BEGIN Exercise data

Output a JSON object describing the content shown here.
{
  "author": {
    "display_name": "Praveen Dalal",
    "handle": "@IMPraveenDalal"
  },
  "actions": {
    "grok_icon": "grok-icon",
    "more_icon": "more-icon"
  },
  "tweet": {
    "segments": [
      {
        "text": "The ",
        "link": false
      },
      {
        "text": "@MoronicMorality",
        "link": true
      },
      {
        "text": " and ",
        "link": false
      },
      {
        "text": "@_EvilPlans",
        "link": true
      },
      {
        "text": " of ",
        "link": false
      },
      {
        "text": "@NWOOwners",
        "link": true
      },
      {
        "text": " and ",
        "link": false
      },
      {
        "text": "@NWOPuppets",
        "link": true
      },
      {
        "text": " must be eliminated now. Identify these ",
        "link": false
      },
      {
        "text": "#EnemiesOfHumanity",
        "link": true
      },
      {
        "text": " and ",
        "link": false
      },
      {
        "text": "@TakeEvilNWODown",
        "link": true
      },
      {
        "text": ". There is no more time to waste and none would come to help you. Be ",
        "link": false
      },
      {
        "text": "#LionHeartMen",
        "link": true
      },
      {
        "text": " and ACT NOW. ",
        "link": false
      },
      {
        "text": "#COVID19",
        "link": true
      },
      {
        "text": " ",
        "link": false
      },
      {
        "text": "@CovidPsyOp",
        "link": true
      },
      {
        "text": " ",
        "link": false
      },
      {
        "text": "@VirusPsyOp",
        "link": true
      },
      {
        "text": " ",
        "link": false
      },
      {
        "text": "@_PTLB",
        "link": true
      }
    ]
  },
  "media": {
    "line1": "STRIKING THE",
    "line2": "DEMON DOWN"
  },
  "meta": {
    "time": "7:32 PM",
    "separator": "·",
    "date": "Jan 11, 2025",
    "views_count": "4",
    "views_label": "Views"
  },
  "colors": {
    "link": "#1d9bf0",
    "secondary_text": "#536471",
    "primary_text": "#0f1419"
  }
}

END Exercise data
BEGIN Exercise data

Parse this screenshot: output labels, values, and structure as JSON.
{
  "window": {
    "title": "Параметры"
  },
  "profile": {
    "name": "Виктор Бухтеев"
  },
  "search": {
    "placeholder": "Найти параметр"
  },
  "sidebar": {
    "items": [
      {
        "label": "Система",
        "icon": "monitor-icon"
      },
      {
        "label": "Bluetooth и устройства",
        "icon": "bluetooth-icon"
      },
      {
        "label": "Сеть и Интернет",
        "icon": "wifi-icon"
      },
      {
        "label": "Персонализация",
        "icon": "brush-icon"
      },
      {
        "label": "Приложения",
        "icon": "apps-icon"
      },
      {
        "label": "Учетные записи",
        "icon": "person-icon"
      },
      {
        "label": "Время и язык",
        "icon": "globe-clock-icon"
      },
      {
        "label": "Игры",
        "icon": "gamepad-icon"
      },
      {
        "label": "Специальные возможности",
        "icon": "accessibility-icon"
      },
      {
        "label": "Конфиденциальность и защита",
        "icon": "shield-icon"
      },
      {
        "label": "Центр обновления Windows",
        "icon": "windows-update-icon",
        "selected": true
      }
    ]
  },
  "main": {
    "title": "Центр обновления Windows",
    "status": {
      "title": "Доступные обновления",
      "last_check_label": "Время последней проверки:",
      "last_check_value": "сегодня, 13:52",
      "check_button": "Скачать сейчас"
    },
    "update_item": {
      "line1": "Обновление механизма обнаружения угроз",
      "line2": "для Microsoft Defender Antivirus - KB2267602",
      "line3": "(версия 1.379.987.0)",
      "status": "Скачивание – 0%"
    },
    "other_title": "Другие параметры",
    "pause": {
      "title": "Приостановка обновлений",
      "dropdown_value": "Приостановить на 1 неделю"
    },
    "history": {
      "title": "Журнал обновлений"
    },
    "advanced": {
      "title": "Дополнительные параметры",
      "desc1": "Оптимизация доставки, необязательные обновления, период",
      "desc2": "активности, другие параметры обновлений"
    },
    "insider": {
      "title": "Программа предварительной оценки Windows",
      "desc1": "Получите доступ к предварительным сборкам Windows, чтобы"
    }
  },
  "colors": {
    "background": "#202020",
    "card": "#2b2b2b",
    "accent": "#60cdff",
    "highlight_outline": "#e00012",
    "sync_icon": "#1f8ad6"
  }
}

END Exercise data

#### Exercise requirements:
Check each line above for "обновления" and give the number of lines that match, nothing more.

#### Solution to the problem:
4